━━ INPUT ━━

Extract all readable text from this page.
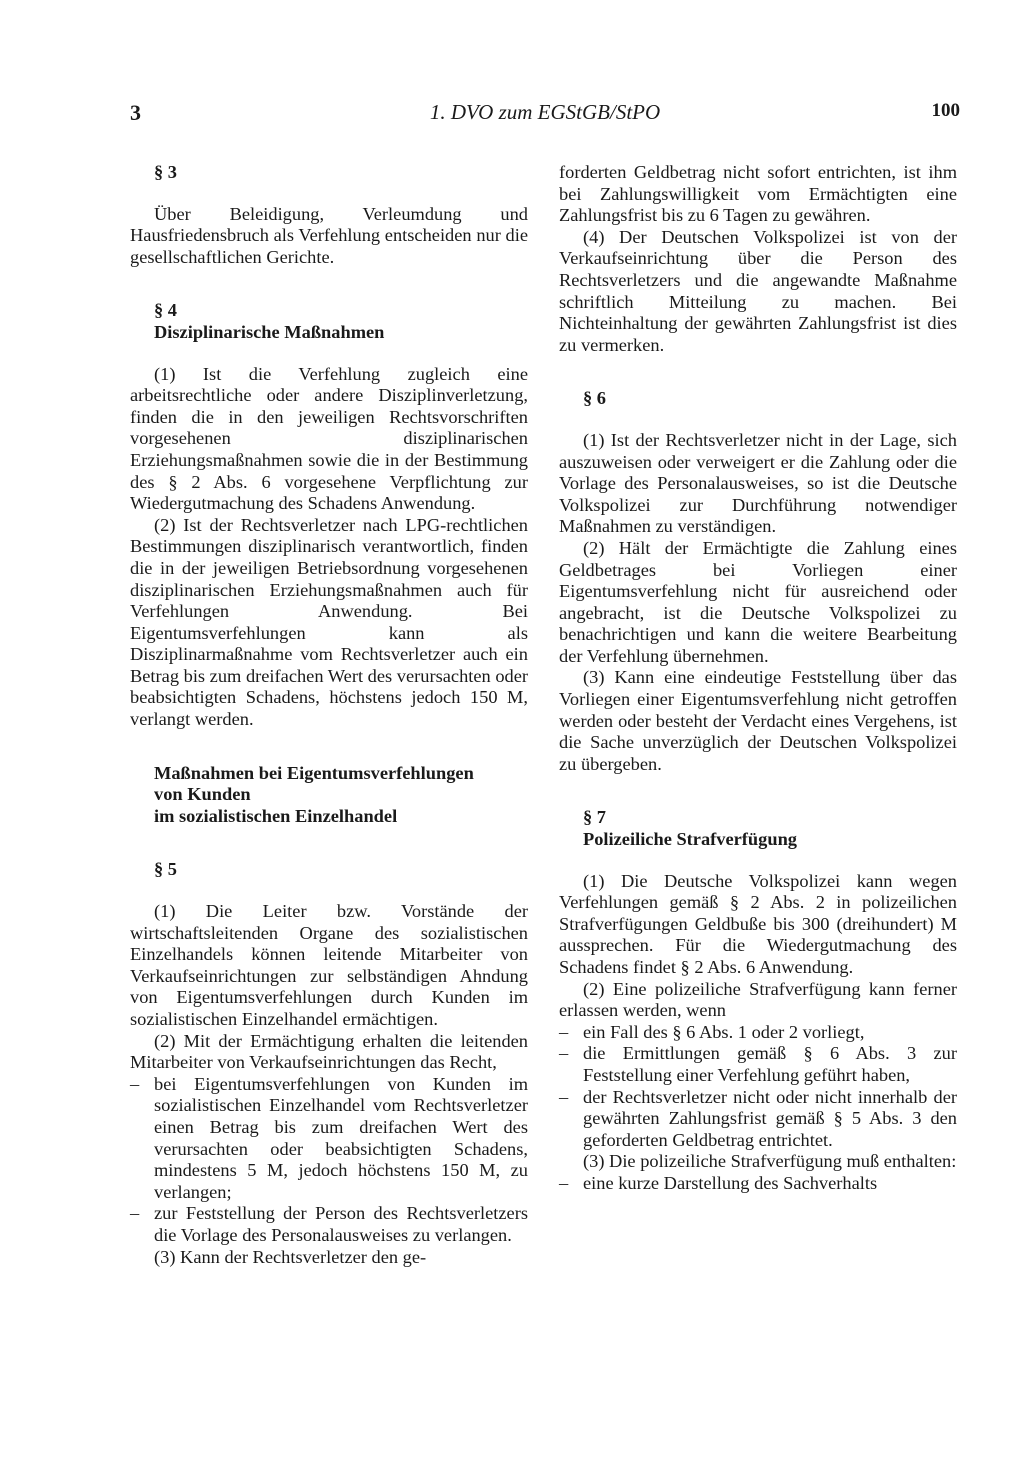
3	1. DVO zum EGStGB/StPO	100

§ 3

Über Beleidigung, Verleumdung und Hausfriedensbruch als Verfehlung entscheiden nur die gesellschaftlichen Gerichte.

§ 4

Disziplinarische Maßnahmen

(1) Ist die Verfehlung zugleich eine arbeitsrechtliche oder andere Disziplinverletzung, finden die in den jeweiligen Rechtsvorschriften vorgesehenen disziplinarischen Erziehungsmaßnahmen sowie die in der Bestimmung des § 2 Abs. 6 vorgesehene Verpflichtung zur Wiedergutmachung des Schadens Anwendung.

(2) Ist der Rechtsverletzer nach LPG-rechtlichen Bestimmungen disziplinarisch verantwortlich, finden die in der jeweiligen Betriebsordnung vorgesehenen disziplinarischen Erziehungsmaßnahmen auch für Verfehlungen Anwendung. Bei Eigentumsverfehlungen kann als Disziplinarmaßnahme vom Rechtsverletzer auch ein Betrag bis zum dreifachen Wert des verursachten oder beabsichtigten Schadens, höchstens jedoch 150 M, verlangt werden.

Maßnahmen bei Eigentumsverfehlungen

von Kunden

im sozialistischen Einzelhandel

§ 5

(1) Die Leiter bzw. Vorstände der wirtschaftsleitenden Organe des sozialistischen Einzelhandels können leitende Mitarbeiter von Verkaufseinrichtungen zur selbständigen Ahndung von Eigentumsverfehlungen durch Kunden im sozialistischen Einzelhandel ermächtigen.

(2) Mit der Ermächtigung erhalten die leitenden Mitarbeiter von Verkaufseinrichtungen das Recht,

– bei Eigentumsverfehlungen von Kunden im sozialistischen Einzelhandel vom Rechtsverletzer einen Betrag bis zum dreifachen Wert des verursachten oder beabsichtigten Schadens, mindestens 5 M, jedoch höchstens 150 M, zu verlangen;
– zur Feststellung der Person des Rechtsverletzers die Vorlage des Personalausweises zu verlangen.

(3) Kann der Rechtsverletzer den ge-

forderten Geldbetrag nicht sofort entrichten, ist ihm bei Zahlungswilligkeit vom Ermächtigten eine Zahlungsfrist bis zu 6 Tagen zu gewähren.

(4) Der Deutschen Volkspolizei ist von der Verkaufseinrichtung über die Person des Rechtsverletzers und die angewandte Maßnahme schriftlich Mitteilung zu machen. Bei Nichteinhaltung der gewährten Zahlungsfrist ist dies zu vermerken.

§ 6

(1) Ist der Rechtsverletzer nicht in der Lage, sich auszuweisen oder verweigert er die Zahlung oder die Vorlage des Personalausweises, so ist die Deutsche Volkspolizei zur Durchführung notwendiger Maßnahmen zu verständigen.

(2) Hält der Ermächtigte die Zahlung eines Geldbetrages bei Vorliegen einer Eigentumsverfehlung nicht für ausreichend oder angebracht, ist die Deutsche Volkspolizei zu benachrichtigen und kann die weitere Bearbeitung der Verfehlung übernehmen.

(3) Kann eine eindeutige Feststellung über das Vorliegen einer Eigentumsverfehlung nicht getroffen werden oder besteht der Verdacht eines Vergehens, ist die Sache unverzüglich der Deutschen Volkspolizei zu übergeben.

§ 7

Polizeiliche Strafverfügung

(1) Die Deutsche Volkspolizei kann wegen Verfehlungen gemäß § 2 Abs. 2 in polizeilichen Strafverfügungen Geldbuße bis 300 (dreihundert) M aussprechen. Für die Wiedergutmachung des Schadens findet § 2 Abs. 6 Anwendung.

(2) Eine polizeiliche Strafverfügung kann ferner erlassen werden, wenn

– ein Fall des § 6 Abs. 1 oder 2 vorliegt,
– die Ermittlungen gemäß § 6 Abs. 3 zur Feststellung einer Verfehlung geführt haben,
– der Rechtsverletzer nicht oder nicht innerhalb der gewährten Zahlungsfrist gemäß § 5 Abs. 3 den geforderten Geldbetrag entrichtet.

(3) Die polizeiliche Strafverfügung muß enthalten:

– eine kurze Darstellung des Sachverhalts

━━━

Return the listing above word for word, with the pictures removed.

▶ [RESULT OF THE TASK]
Extract all readable text from this page.
3	1. DVO zum EGStGB/StPO	100

§ 3

Über Beleidigung, Verleumdung und Hausfriedensbruch als Verfehlung entscheiden nur die gesellschaftlichen Gerichte.

§ 4

Disziplinarische Maßnahmen

(1) Ist die Verfehlung zugleich eine arbeitsrechtliche oder andere Disziplinverletzung, finden die in den jeweiligen Rechtsvorschriften vorgesehenen disziplinarischen Erziehungsmaßnahmen sowie die in der Bestimmung des § 2 Abs. 6 vorgesehene Verpflichtung zur Wiedergutmachung des Schadens Anwendung.

(2) Ist der Rechtsverletzer nach LPG-rechtlichen Bestimmungen disziplinarisch verantwortlich, finden die in der jeweiligen Betriebsordnung vorgesehenen disziplinarischen Erziehungsmaßnahmen auch für Verfehlungen Anwendung. Bei Eigentumsverfehlungen kann als Disziplinarmaßnahme vom Rechtsverletzer auch ein Betrag bis zum dreifachen Wert des verursachten oder beabsichtigten Schadens, höchstens jedoch 150 M, verlangt werden.

Maßnahmen bei Eigentumsverfehlungen

von Kunden

im sozialistischen Einzelhandel

§ 5

(1) Die Leiter bzw. Vorstände der wirtschaftsleitenden Organe des sozialistischen Einzelhandels können leitende Mitarbeiter von Verkaufseinrichtungen zur selbständigen Ahndung von Eigentumsverfehlungen durch Kunden im sozialistischen Einzelhandel ermächtigen.

(2) Mit der Ermächtigung erhalten die leitenden Mitarbeiter von Verkaufseinrichtungen das Recht,

– bei Eigentumsverfehlungen von Kunden im sozialistischen Einzelhandel vom Rechtsverletzer einen Betrag bis zum dreifachen Wert des verursachten oder beabsichtigten Schadens, mindestens 5 M, jedoch höchstens 150 M, zu verlangen;
– zur Feststellung der Person des Rechtsverletzers die Vorlage des Personalausweises zu verlangen.

(3) Kann der Rechtsverletzer den ge-

forderten Geldbetrag nicht sofort entrichten, ist ihm bei Zahlungswilligkeit vom Ermächtigten eine Zahlungsfrist bis zu 6 Tagen zu gewähren.

(4) Der Deutschen Volkspolizei ist von der Verkaufseinrichtung über die Person des Rechtsverletzers und die angewandte Maßnahme schriftlich Mitteilung zu machen. Bei Nichteinhaltung der gewährten Zahlungsfrist ist dies zu vermerken.

§ 6

(1) Ist der Rechtsverletzer nicht in der Lage, sich auszuweisen oder verweigert er die Zahlung oder die Vorlage des Personalausweises, so ist die Deutsche Volkspolizei zur Durchführung notwendiger Maßnahmen zu verständigen.

(2) Hält der Ermächtigte die Zahlung eines Geldbetrages bei Vorliegen einer Eigentumsverfehlung nicht für ausreichend oder angebracht, ist die Deutsche Volkspolizei zu benachrichtigen und kann die weitere Bearbeitung der Verfehlung übernehmen.

(3) Kann eine eindeutige Feststellung über das Vorliegen einer Eigentumsverfehlung nicht getroffen werden oder besteht der Verdacht eines Vergehens, ist die Sache unverzüglich der Deutschen Volkspolizei zu übergeben.

§ 7

Polizeiliche Strafverfügung

(1) Die Deutsche Volkspolizei kann wegen Verfehlungen gemäß § 2 Abs. 2 in polizeilichen Strafverfügungen Geldbuße bis 300 (dreihundert) M aussprechen. Für die Wiedergutmachung des Schadens findet § 2 Abs. 6 Anwendung.

(2) Eine polizeiliche Strafverfügung kann ferner erlassen werden, wenn

– ein Fall des § 6 Abs. 1 oder 2 vorliegt,
– die Ermittlungen gemäß § 6 Abs. 3 zur Feststellung einer Verfehlung geführt haben,
– der Rechtsverletzer nicht oder nicht innerhalb der gewährten Zahlungsfrist gemäß § 5 Abs. 3 den geforderten Geldbetrag entrichtet.

(3) Die polizeiliche Strafverfügung muß enthalten:

– eine kurze Darstellung des Sachverhalts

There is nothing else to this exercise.